• **DIRECTIONS**:
(A) In the article on the Albuquerque Film Manufacturing Company, what service released the company's Luna branded films?
(B) Reproduce word for word the stretch of the Albuquerque Film Manufacturing Company article from "The Albuquerque Film Manufacturing" through "United Film Service.".

Albuquerque Film Manufacturing Company
- Trade name: Albuquerque Film Company
- Type: Private
- Industry: Motion pictures
- Genre: Silent film
- Incorporated: United States
- Founded: 1913 in Albuquerque, New Mexico, United States
- Founder: Gilbert P. Hamilton
- Defunct: 1918
- Fate: Bankrupt
- Headquarters: Los Angeles, California, United States
- Area served: United States
- Key people: Gilbert P. Hamilton (President); Dot Farley (Writer and actress); Milton H. Fahrney (Director); Homer Scott (Cinematographer);
- Brands: Luna Films

= Albuquerque Film Manufacturing Company =

The Albuquerque Film Manufacturing Company, also known as the Albuquerque Film Company, was a film company established in New Mexico and soon after reincorporated in Los Angeles during the silent film era. Gilbert P. Hamilton was its president. It was established in 1913 and is known for the 3-reel westerns it produced. They were written by and star Dot Farley. Milton H. Fahrney directed. It also operated in Los Angeles in 1915 before going bankrupt in 1918. The company released its Luna branded films through United Film Service.

• **DATA SHOWN**:
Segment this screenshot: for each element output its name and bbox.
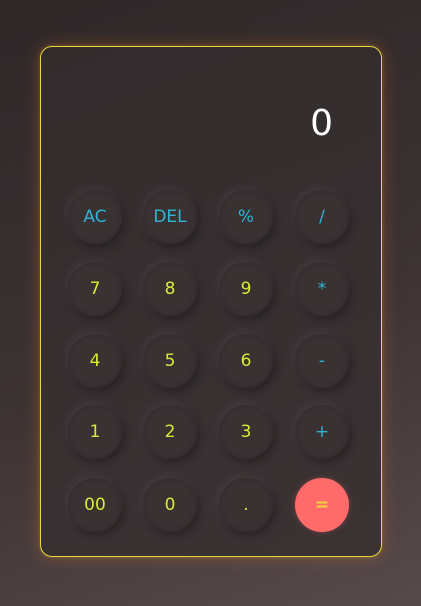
clear-all-button[interactable]: AC	[68, 190, 122, 244]
divide-button[interactable]: /	[295, 190, 349, 244]
subtract-button[interactable]: -	[295, 334, 349, 388]
equals-button[interactable]: =	[295, 478, 349, 532]
delete-button[interactable]: DEL	[143, 190, 197, 244]
digit-7-button[interactable]: 7	[68, 262, 122, 316]
multiply-button[interactable]: *	[295, 262, 349, 316]
digit-1-button[interactable]: 1	[68, 405, 122, 459]
digit-3-button[interactable]: 3	[219, 405, 273, 459]
double-zero-button[interactable]: 00	[68, 478, 122, 532]
calculator-panel: 0 AC DEL % / 7 8 9 * 4 5 6 - 1 2 3 + 00 …	[40, 46, 382, 557]
decimal-button[interactable]: .	[219, 478, 273, 532]
display-value: 0	[310, 103, 333, 144]
digit-0-button[interactable]: 0	[143, 478, 197, 532]
digit-8-button[interactable]: 8	[143, 262, 197, 316]
digit-2-button[interactable]: 2	[143, 405, 197, 459]
digit-5-button[interactable]: 5	[143, 334, 197, 388]
add-button[interactable]: +	[295, 405, 349, 459]
percent-button[interactable]: %	[219, 190, 273, 244]
digit-6-button[interactable]: 6	[219, 334, 273, 388]
digit-4-button[interactable]: 4	[68, 334, 122, 388]
digit-9-button[interactable]: 9	[219, 262, 273, 316]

• **WRITTEN RESPONSES**:
(A) United Film Service

(B)
The Albuquerque Film Manufacturing Company, also known as the Albuquerque Film Company, was a film company established in New Mexico and soon after reincorporated in Los Angeles during the silent film era. Gilbert P. Hamilton was its president. It was established in 1913 and is known for the 3-reel westerns it produced. They were written by and star Dot Farley. Milton H. Fahrney directed. It also operated in Los Angeles in 1915 before going bankrupt in 1918. The company released its Luna branded films through United Film Service.